------ ENTRIES PROVIDED ------

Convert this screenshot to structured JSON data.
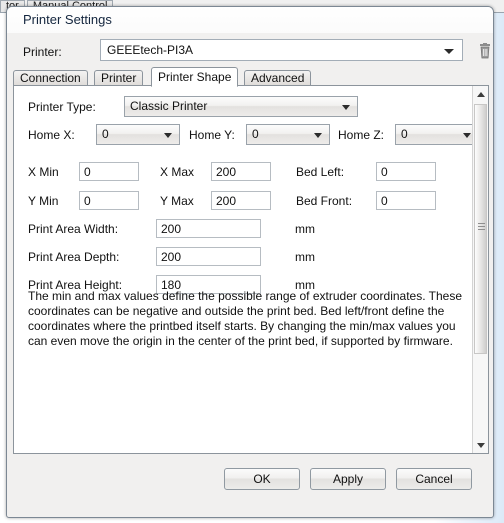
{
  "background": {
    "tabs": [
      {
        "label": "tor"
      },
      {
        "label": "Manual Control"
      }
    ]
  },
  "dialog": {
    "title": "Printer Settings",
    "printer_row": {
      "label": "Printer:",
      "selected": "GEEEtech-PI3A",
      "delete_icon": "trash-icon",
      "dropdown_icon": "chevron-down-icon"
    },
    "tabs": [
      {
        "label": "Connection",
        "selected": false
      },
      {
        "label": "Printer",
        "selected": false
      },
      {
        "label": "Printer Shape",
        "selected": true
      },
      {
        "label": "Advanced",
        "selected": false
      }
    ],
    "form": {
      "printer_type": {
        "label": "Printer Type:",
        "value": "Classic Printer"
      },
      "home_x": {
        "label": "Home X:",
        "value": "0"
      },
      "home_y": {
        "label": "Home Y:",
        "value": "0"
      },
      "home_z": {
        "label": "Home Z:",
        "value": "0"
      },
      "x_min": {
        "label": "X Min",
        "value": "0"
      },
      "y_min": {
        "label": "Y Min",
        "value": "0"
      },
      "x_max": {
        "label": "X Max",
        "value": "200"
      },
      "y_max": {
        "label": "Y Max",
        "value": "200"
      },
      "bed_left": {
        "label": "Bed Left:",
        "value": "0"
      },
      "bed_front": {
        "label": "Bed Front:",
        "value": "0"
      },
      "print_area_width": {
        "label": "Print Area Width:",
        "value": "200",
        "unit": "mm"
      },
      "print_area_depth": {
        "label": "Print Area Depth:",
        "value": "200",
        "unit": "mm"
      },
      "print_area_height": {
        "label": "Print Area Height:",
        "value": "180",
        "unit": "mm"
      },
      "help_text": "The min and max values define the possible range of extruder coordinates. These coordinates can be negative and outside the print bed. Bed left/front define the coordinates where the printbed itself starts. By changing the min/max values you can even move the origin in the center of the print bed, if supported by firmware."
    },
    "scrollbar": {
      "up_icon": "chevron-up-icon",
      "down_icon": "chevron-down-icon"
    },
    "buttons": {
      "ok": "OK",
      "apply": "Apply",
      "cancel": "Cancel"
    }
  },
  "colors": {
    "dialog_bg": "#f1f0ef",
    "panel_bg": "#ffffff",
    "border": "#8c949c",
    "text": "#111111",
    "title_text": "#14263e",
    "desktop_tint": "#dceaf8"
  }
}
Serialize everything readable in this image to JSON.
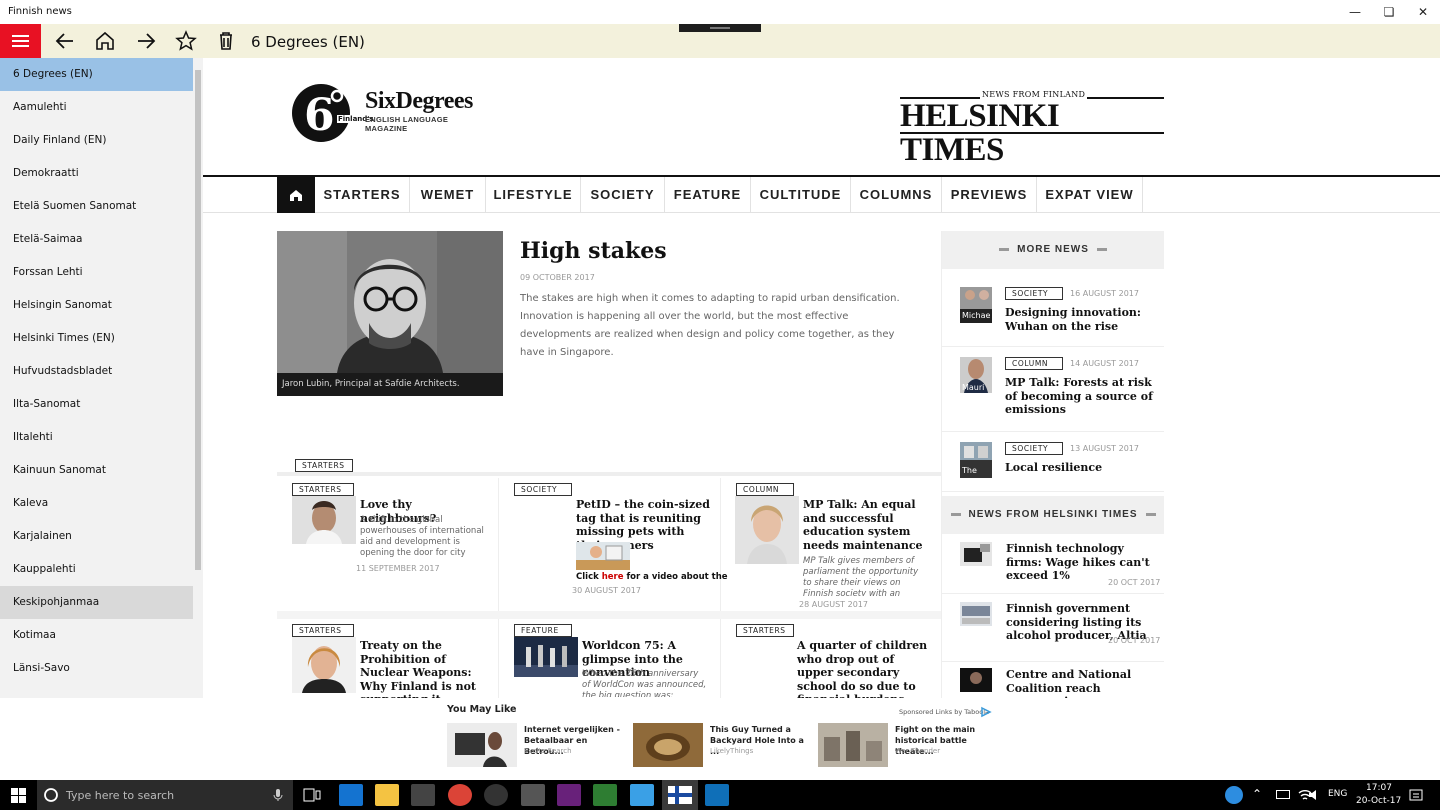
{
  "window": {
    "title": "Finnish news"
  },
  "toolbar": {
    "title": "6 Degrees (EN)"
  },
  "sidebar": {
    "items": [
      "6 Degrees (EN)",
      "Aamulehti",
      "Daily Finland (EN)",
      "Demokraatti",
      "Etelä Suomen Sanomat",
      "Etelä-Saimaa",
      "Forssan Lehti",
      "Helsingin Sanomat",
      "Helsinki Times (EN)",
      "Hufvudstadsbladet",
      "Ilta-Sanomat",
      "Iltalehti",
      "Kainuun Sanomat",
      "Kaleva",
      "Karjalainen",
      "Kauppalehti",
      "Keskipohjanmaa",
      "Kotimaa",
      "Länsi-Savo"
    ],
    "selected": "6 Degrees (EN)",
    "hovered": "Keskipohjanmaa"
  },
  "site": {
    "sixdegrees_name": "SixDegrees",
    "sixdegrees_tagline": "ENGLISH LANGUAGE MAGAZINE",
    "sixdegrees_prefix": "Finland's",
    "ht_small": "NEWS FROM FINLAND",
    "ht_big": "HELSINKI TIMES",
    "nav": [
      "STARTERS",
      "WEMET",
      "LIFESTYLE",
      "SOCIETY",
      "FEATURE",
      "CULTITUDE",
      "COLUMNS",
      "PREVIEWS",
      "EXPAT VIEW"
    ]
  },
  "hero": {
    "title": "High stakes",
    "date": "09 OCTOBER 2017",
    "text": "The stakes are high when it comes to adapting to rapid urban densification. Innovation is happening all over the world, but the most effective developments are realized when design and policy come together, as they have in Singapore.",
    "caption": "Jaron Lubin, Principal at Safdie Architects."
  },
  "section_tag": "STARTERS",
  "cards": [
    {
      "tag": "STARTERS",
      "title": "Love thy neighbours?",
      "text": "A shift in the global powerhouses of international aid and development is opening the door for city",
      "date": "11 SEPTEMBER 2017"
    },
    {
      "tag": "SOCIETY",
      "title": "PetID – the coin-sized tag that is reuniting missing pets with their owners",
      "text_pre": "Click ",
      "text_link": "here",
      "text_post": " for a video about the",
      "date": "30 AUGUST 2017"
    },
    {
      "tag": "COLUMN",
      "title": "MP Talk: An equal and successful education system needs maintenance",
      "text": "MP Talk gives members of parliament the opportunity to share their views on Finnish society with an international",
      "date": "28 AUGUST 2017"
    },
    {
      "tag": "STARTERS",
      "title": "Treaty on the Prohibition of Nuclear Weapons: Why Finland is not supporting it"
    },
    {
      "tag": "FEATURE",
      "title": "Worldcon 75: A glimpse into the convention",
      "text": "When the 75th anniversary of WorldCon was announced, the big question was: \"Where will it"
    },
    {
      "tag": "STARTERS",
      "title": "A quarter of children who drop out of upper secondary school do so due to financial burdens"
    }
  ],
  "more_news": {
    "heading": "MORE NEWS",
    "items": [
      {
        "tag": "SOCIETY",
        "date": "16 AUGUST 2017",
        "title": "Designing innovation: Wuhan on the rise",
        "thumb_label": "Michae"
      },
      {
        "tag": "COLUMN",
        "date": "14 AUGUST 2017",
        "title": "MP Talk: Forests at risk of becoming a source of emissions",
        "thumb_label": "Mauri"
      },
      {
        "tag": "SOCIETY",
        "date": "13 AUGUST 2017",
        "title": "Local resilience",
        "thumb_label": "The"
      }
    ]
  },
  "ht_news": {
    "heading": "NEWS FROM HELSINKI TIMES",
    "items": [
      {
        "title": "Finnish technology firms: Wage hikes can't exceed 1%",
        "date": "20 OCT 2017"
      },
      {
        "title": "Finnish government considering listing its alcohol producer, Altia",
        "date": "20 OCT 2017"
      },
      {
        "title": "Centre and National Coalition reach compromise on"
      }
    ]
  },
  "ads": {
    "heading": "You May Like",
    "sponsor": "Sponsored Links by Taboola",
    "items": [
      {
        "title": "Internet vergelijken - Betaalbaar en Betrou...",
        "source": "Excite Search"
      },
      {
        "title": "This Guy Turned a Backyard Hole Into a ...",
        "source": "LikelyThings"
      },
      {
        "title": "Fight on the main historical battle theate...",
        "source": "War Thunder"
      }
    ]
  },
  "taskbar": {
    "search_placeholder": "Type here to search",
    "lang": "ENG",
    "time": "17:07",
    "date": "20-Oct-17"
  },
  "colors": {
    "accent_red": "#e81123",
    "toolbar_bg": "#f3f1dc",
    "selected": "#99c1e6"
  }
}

------

**WORK TO DO**: Write down every line of the data above that includes the string "international".

**THE REPLY**:
      "text": "A shift in the global powerhouses of international aid and development is opening the door for city",
      "text": "MP Talk gives members of parliament the opportunity to share their views on Finnish society with an international",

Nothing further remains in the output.